[start of Given records]

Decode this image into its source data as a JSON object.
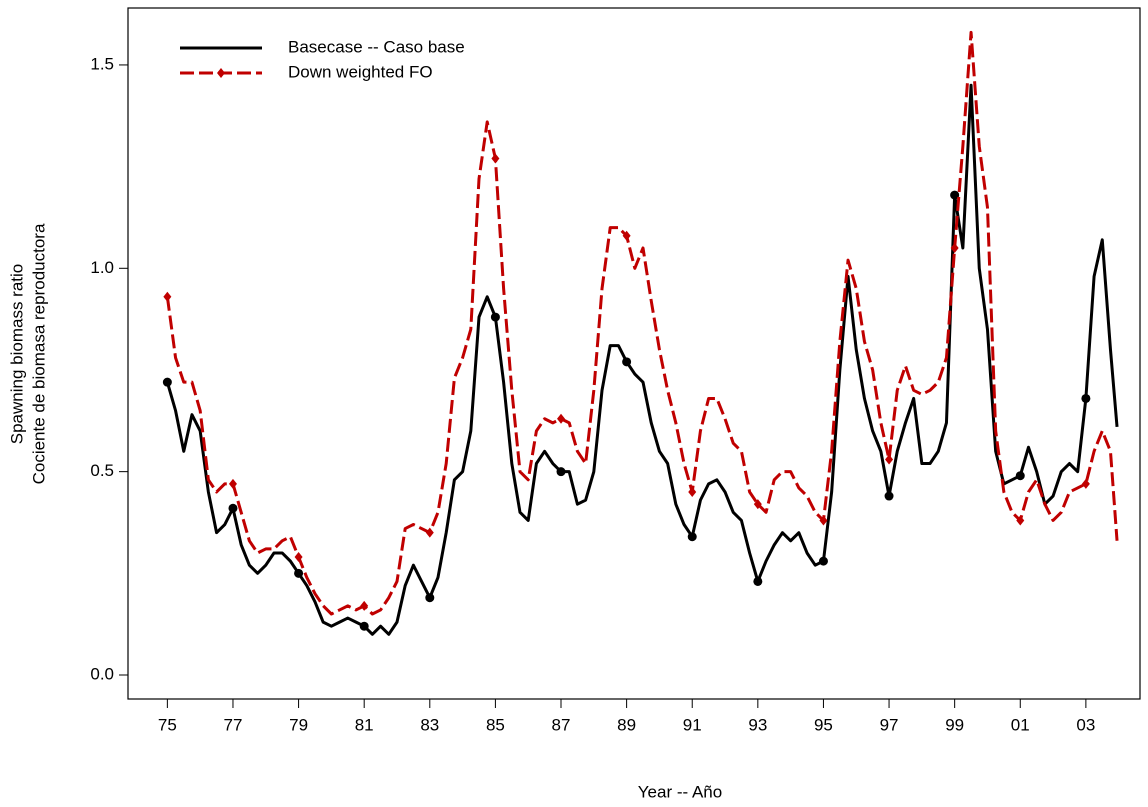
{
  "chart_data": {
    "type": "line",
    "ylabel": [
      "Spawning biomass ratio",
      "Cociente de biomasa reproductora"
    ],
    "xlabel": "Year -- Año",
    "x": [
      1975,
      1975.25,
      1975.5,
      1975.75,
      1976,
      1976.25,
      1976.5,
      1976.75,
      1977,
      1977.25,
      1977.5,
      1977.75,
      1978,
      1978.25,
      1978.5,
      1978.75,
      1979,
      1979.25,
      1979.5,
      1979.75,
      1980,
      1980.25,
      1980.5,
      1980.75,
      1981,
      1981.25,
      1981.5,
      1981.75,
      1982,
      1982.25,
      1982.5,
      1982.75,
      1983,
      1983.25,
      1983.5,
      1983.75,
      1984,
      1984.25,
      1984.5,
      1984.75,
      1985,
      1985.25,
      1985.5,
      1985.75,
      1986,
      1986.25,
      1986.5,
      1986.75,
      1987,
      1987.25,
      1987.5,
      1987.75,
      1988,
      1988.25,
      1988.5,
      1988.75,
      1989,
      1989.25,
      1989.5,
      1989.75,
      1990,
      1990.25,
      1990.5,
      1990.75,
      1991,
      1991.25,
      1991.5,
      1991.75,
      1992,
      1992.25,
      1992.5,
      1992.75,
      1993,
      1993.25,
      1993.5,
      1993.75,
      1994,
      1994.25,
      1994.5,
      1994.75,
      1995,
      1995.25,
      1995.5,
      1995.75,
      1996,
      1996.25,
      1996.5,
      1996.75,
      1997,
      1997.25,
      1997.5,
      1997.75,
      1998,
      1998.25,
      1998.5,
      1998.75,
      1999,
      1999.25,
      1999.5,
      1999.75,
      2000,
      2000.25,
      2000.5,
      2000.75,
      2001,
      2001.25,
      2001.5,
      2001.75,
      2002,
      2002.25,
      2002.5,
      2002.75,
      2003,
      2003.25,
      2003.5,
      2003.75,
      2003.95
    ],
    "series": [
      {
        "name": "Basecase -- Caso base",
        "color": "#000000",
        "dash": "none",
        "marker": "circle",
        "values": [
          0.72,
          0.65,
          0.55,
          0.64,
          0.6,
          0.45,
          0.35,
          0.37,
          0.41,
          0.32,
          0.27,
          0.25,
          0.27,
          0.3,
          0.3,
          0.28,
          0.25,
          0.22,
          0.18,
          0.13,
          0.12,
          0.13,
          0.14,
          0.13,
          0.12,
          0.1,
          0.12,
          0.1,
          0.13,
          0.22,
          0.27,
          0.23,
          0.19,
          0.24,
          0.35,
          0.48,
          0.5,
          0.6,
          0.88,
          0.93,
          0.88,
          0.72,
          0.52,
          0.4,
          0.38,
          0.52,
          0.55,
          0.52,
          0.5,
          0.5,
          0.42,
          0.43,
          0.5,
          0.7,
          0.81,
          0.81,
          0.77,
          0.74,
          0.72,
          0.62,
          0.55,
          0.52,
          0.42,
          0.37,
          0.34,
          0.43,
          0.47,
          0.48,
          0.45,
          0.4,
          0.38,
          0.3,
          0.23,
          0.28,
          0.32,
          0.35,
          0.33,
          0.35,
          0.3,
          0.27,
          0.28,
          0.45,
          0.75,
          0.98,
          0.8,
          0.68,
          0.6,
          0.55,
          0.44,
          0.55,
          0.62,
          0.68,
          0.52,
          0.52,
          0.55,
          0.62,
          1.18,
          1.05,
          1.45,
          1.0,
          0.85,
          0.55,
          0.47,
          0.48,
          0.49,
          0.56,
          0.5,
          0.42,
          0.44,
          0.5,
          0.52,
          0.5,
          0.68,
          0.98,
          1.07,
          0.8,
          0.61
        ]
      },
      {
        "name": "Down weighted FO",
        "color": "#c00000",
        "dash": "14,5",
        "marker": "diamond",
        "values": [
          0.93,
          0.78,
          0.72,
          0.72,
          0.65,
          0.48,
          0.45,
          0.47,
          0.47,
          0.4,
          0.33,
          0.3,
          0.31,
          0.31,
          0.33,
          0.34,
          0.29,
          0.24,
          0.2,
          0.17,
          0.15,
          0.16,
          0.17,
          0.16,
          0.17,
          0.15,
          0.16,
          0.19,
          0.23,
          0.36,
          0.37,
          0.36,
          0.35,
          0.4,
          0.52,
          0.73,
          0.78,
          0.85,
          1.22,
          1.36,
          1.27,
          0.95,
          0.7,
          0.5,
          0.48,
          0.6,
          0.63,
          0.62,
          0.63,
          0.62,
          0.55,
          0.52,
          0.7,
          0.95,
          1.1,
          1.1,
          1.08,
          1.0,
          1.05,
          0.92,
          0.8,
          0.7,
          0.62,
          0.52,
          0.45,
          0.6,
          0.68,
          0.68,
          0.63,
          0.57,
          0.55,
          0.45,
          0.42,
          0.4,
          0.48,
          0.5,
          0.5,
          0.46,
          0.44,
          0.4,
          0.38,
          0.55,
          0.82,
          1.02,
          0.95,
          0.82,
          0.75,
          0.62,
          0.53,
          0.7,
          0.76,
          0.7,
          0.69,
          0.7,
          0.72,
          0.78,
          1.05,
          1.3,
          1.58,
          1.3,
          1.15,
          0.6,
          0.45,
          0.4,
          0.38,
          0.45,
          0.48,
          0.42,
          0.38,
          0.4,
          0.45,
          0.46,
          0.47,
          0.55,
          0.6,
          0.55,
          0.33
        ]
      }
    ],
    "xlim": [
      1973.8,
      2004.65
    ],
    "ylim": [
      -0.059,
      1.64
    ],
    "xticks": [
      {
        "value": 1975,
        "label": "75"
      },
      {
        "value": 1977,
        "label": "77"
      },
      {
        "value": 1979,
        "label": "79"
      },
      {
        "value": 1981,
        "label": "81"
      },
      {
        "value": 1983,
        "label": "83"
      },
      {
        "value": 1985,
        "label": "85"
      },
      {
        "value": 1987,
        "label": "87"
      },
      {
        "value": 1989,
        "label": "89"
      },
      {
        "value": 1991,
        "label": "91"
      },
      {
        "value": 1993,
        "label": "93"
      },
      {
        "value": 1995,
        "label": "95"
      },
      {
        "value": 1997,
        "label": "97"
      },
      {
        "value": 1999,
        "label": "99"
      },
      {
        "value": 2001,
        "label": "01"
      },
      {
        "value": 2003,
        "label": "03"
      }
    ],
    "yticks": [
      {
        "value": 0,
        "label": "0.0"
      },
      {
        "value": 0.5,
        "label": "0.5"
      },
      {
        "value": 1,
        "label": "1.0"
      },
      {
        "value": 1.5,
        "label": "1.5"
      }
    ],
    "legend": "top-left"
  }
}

[end of Given records]

• [Set exercise]:
Write out the full set of lines verbatim, without the pictures.

• [Solution to this exercise]:
Decode this image into its source data as a JSON object.
{
  "chart_data": {
    "type": "line",
    "ylabel": [
      "Spawning biomass ratio",
      "Cociente de biomasa reproductora"
    ],
    "xlabel": "Year -- Año",
    "x": [
      1975,
      1975.25,
      1975.5,
      1975.75,
      1976,
      1976.25,
      1976.5,
      1976.75,
      1977,
      1977.25,
      1977.5,
      1977.75,
      1978,
      1978.25,
      1978.5,
      1978.75,
      1979,
      1979.25,
      1979.5,
      1979.75,
      1980,
      1980.25,
      1980.5,
      1980.75,
      1981,
      1981.25,
      1981.5,
      1981.75,
      1982,
      1982.25,
      1982.5,
      1982.75,
      1983,
      1983.25,
      1983.5,
      1983.75,
      1984,
      1984.25,
      1984.5,
      1984.75,
      1985,
      1985.25,
      1985.5,
      1985.75,
      1986,
      1986.25,
      1986.5,
      1986.75,
      1987,
      1987.25,
      1987.5,
      1987.75,
      1988,
      1988.25,
      1988.5,
      1988.75,
      1989,
      1989.25,
      1989.5,
      1989.75,
      1990,
      1990.25,
      1990.5,
      1990.75,
      1991,
      1991.25,
      1991.5,
      1991.75,
      1992,
      1992.25,
      1992.5,
      1992.75,
      1993,
      1993.25,
      1993.5,
      1993.75,
      1994,
      1994.25,
      1994.5,
      1994.75,
      1995,
      1995.25,
      1995.5,
      1995.75,
      1996,
      1996.25,
      1996.5,
      1996.75,
      1997,
      1997.25,
      1997.5,
      1997.75,
      1998,
      1998.25,
      1998.5,
      1998.75,
      1999,
      1999.25,
      1999.5,
      1999.75,
      2000,
      2000.25,
      2000.5,
      2000.75,
      2001,
      2001.25,
      2001.5,
      2001.75,
      2002,
      2002.25,
      2002.5,
      2002.75,
      2003,
      2003.25,
      2003.5,
      2003.75,
      2003.95
    ],
    "series": [
      {
        "name": "Basecase -- Caso base",
        "color": "#000000",
        "dash": "none",
        "marker": "circle",
        "values": [
          0.72,
          0.65,
          0.55,
          0.64,
          0.6,
          0.45,
          0.35,
          0.37,
          0.41,
          0.32,
          0.27,
          0.25,
          0.27,
          0.3,
          0.3,
          0.28,
          0.25,
          0.22,
          0.18,
          0.13,
          0.12,
          0.13,
          0.14,
          0.13,
          0.12,
          0.1,
          0.12,
          0.1,
          0.13,
          0.22,
          0.27,
          0.23,
          0.19,
          0.24,
          0.35,
          0.48,
          0.5,
          0.6,
          0.88,
          0.93,
          0.88,
          0.72,
          0.52,
          0.4,
          0.38,
          0.52,
          0.55,
          0.52,
          0.5,
          0.5,
          0.42,
          0.43,
          0.5,
          0.7,
          0.81,
          0.81,
          0.77,
          0.74,
          0.72,
          0.62,
          0.55,
          0.52,
          0.42,
          0.37,
          0.34,
          0.43,
          0.47,
          0.48,
          0.45,
          0.4,
          0.38,
          0.3,
          0.23,
          0.28,
          0.32,
          0.35,
          0.33,
          0.35,
          0.3,
          0.27,
          0.28,
          0.45,
          0.75,
          0.98,
          0.8,
          0.68,
          0.6,
          0.55,
          0.44,
          0.55,
          0.62,
          0.68,
          0.52,
          0.52,
          0.55,
          0.62,
          1.18,
          1.05,
          1.45,
          1.0,
          0.85,
          0.55,
          0.47,
          0.48,
          0.49,
          0.56,
          0.5,
          0.42,
          0.44,
          0.5,
          0.52,
          0.5,
          0.68,
          0.98,
          1.07,
          0.8,
          0.61
        ]
      },
      {
        "name": "Down weighted FO",
        "color": "#c00000",
        "dash": "14,5",
        "marker": "diamond",
        "values": [
          0.93,
          0.78,
          0.72,
          0.72,
          0.65,
          0.48,
          0.45,
          0.47,
          0.47,
          0.4,
          0.33,
          0.3,
          0.31,
          0.31,
          0.33,
          0.34,
          0.29,
          0.24,
          0.2,
          0.17,
          0.15,
          0.16,
          0.17,
          0.16,
          0.17,
          0.15,
          0.16,
          0.19,
          0.23,
          0.36,
          0.37,
          0.36,
          0.35,
          0.4,
          0.52,
          0.73,
          0.78,
          0.85,
          1.22,
          1.36,
          1.27,
          0.95,
          0.7,
          0.5,
          0.48,
          0.6,
          0.63,
          0.62,
          0.63,
          0.62,
          0.55,
          0.52,
          0.7,
          0.95,
          1.1,
          1.1,
          1.08,
          1.0,
          1.05,
          0.92,
          0.8,
          0.7,
          0.62,
          0.52,
          0.45,
          0.6,
          0.68,
          0.68,
          0.63,
          0.57,
          0.55,
          0.45,
          0.42,
          0.4,
          0.48,
          0.5,
          0.5,
          0.46,
          0.44,
          0.4,
          0.38,
          0.55,
          0.82,
          1.02,
          0.95,
          0.82,
          0.75,
          0.62,
          0.53,
          0.7,
          0.76,
          0.7,
          0.69,
          0.7,
          0.72,
          0.78,
          1.05,
          1.3,
          1.58,
          1.3,
          1.15,
          0.6,
          0.45,
          0.4,
          0.38,
          0.45,
          0.48,
          0.42,
          0.38,
          0.4,
          0.45,
          0.46,
          0.47,
          0.55,
          0.6,
          0.55,
          0.33
        ]
      }
    ],
    "xlim": [
      1973.8,
      2004.65
    ],
    "ylim": [
      -0.059,
      1.64
    ],
    "xticks": [
      {
        "value": 1975,
        "label": "75"
      },
      {
        "value": 1977,
        "label": "77"
      },
      {
        "value": 1979,
        "label": "79"
      },
      {
        "value": 1981,
        "label": "81"
      },
      {
        "value": 1983,
        "label": "83"
      },
      {
        "value": 1985,
        "label": "85"
      },
      {
        "value": 1987,
        "label": "87"
      },
      {
        "value": 1989,
        "label": "89"
      },
      {
        "value": 1991,
        "label": "91"
      },
      {
        "value": 1993,
        "label": "93"
      },
      {
        "value": 1995,
        "label": "95"
      },
      {
        "value": 1997,
        "label": "97"
      },
      {
        "value": 1999,
        "label": "99"
      },
      {
        "value": 2001,
        "label": "01"
      },
      {
        "value": 2003,
        "label": "03"
      }
    ],
    "yticks": [
      {
        "value": 0,
        "label": "0.0"
      },
      {
        "value": 0.5,
        "label": "0.5"
      },
      {
        "value": 1,
        "label": "1.0"
      },
      {
        "value": 1.5,
        "label": "1.5"
      }
    ],
    "legend": "top-left"
  }
}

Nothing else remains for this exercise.